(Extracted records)
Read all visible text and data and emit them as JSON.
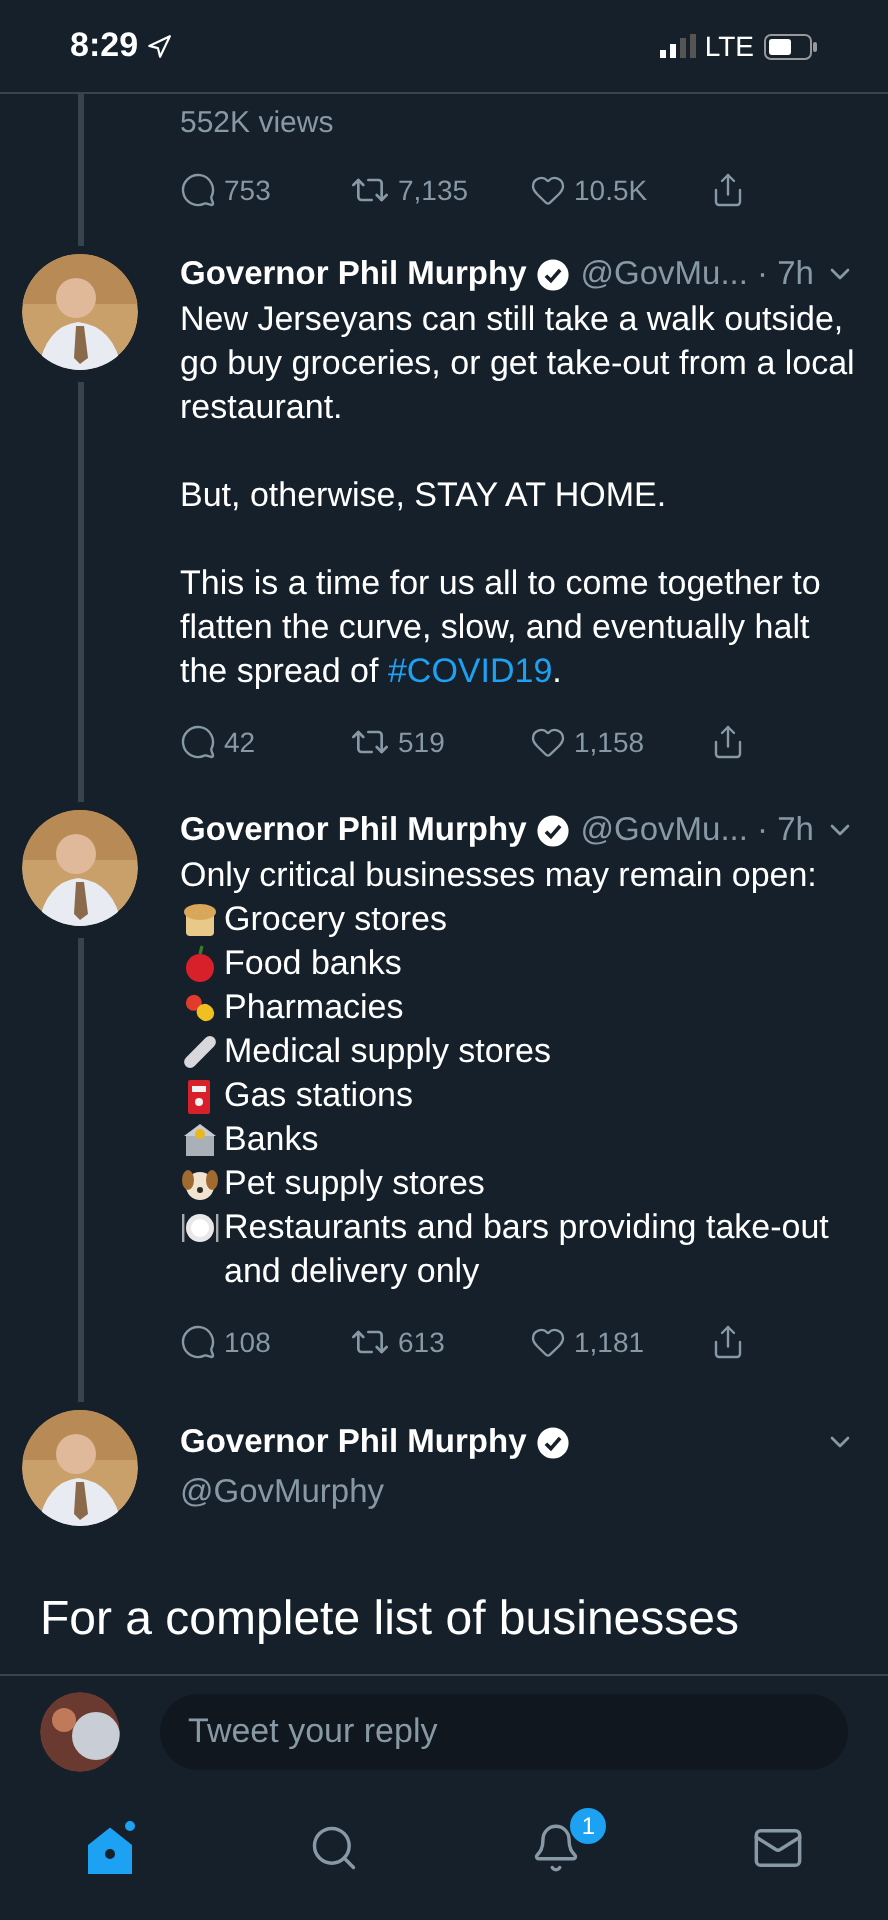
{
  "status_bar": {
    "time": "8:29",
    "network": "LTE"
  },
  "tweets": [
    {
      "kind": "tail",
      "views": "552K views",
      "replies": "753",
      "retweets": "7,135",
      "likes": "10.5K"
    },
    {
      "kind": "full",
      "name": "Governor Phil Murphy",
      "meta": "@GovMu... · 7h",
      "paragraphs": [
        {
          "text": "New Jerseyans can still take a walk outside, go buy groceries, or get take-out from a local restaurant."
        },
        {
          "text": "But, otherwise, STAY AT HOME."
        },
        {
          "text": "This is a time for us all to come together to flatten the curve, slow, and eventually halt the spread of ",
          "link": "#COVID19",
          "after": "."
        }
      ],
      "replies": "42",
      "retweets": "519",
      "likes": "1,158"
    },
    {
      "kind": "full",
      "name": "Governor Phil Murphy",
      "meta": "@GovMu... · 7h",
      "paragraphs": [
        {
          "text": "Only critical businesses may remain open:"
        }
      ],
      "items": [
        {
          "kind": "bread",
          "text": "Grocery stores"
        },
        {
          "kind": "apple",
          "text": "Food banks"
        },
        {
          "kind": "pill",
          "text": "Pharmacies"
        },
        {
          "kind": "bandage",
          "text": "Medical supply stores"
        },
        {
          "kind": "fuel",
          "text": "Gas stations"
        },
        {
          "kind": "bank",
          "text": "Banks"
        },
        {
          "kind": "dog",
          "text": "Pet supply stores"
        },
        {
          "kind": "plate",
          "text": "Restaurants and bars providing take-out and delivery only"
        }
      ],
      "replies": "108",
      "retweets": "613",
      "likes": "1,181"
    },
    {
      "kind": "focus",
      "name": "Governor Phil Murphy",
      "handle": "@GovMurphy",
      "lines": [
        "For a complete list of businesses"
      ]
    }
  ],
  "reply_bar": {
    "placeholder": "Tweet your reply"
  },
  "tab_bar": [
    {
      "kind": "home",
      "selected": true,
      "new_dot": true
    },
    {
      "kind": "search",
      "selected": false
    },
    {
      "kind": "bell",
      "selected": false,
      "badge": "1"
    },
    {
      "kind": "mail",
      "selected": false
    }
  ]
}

= EXERCISE REQUIREMENTS =
From the records, copy every line that has the string "retweets" in it.

= RESULT =
      "retweets": "7,135",
      "retweets": "519",
      "retweets": "613",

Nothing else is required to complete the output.